BRIEF:
Check each line of the data below for the word "marquee", then extract the ones that have it.

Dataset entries
"""

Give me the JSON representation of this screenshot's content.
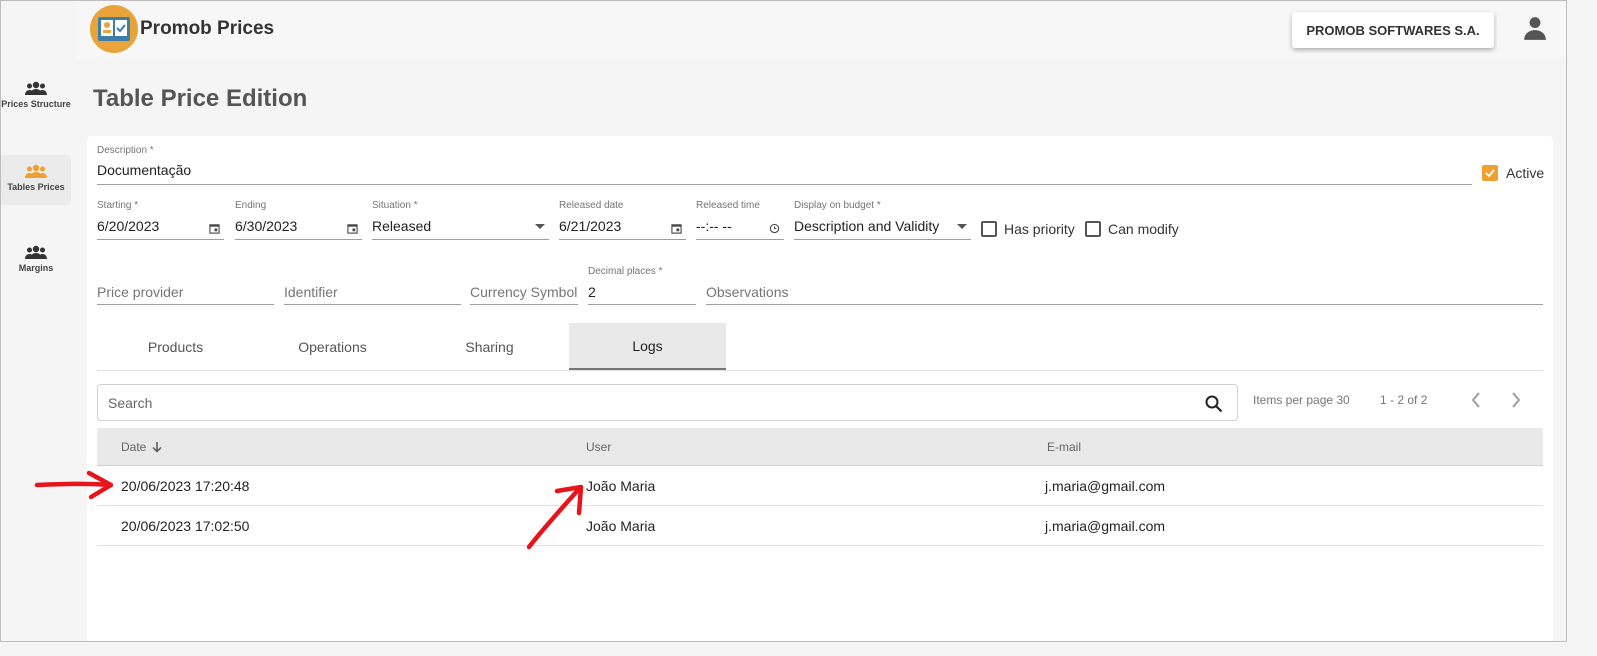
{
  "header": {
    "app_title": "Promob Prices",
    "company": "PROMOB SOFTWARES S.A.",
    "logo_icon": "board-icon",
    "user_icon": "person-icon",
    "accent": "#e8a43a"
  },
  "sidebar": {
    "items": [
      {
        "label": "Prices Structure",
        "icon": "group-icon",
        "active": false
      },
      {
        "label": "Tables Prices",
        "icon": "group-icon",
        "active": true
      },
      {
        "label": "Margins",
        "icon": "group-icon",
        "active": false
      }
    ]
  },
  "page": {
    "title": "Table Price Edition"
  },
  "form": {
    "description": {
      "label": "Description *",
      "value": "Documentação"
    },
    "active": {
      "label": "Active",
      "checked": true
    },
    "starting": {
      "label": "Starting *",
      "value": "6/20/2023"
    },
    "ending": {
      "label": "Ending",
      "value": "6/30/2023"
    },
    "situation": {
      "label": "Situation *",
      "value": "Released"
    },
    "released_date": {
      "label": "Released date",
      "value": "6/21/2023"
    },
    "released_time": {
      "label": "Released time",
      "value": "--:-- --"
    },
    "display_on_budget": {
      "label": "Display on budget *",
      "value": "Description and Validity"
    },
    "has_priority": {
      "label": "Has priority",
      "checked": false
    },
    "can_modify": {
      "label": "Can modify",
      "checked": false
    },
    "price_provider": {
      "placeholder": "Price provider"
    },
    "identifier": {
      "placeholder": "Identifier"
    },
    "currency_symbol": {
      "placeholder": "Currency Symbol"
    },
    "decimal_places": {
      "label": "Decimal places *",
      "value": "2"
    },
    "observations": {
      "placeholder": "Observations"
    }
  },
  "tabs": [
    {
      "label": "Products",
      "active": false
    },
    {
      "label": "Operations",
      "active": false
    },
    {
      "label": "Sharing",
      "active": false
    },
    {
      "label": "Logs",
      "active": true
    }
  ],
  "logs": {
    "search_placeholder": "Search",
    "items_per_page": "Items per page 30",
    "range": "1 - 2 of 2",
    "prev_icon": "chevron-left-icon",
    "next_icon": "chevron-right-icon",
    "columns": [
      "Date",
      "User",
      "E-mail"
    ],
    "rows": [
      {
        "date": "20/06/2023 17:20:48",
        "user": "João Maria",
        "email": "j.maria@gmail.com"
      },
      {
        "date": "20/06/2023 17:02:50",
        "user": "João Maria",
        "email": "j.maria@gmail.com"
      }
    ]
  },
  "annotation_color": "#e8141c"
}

"""
"""

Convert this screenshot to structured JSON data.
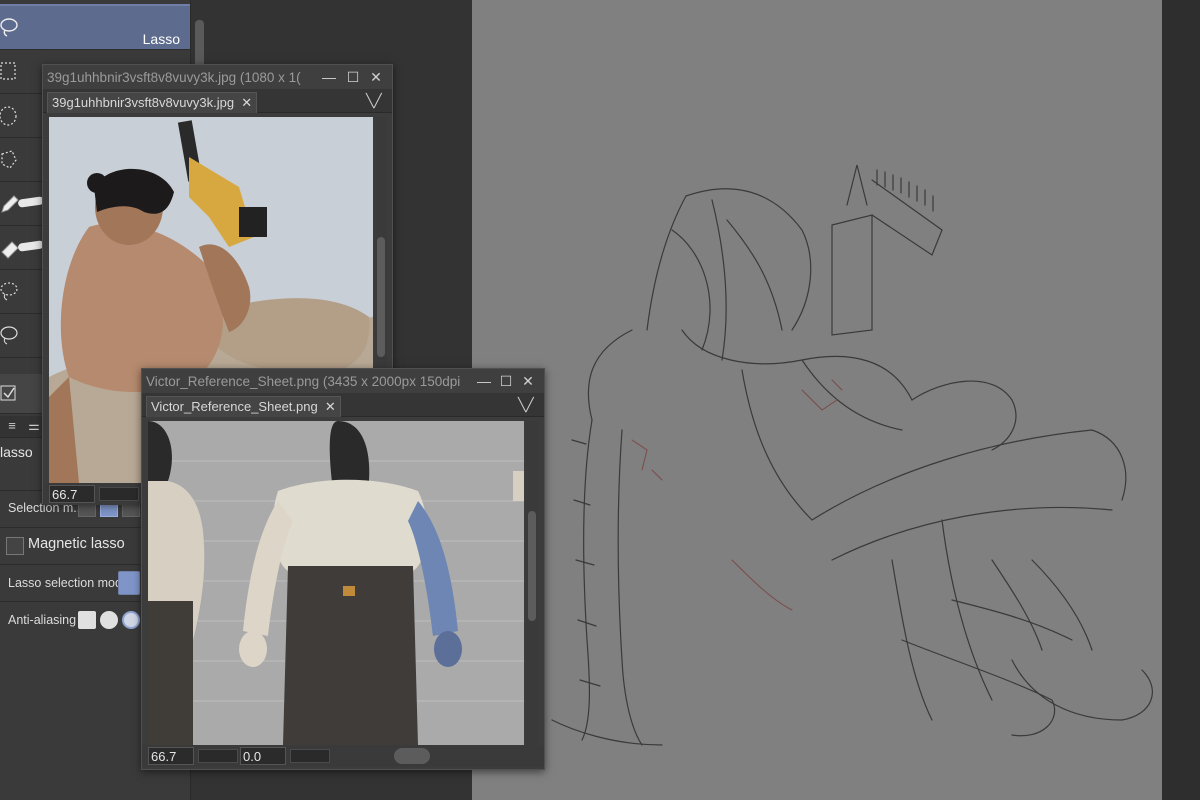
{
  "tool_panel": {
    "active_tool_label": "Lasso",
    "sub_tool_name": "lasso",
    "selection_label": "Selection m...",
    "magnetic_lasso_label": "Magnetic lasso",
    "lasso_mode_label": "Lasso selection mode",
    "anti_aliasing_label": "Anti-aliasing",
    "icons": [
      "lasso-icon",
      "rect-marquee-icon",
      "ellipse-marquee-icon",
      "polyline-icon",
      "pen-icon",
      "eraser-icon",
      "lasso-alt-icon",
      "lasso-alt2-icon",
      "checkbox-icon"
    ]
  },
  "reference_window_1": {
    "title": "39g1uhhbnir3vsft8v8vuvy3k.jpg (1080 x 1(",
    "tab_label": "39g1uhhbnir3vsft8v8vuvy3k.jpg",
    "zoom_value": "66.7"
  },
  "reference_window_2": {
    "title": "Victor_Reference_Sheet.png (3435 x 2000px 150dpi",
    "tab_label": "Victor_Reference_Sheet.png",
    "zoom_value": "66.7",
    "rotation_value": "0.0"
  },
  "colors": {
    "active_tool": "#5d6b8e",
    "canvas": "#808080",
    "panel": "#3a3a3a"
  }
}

"""

EXERCISE OUTPUT:
      "rect-marquee-icon",
      "ellipse-marquee-icon",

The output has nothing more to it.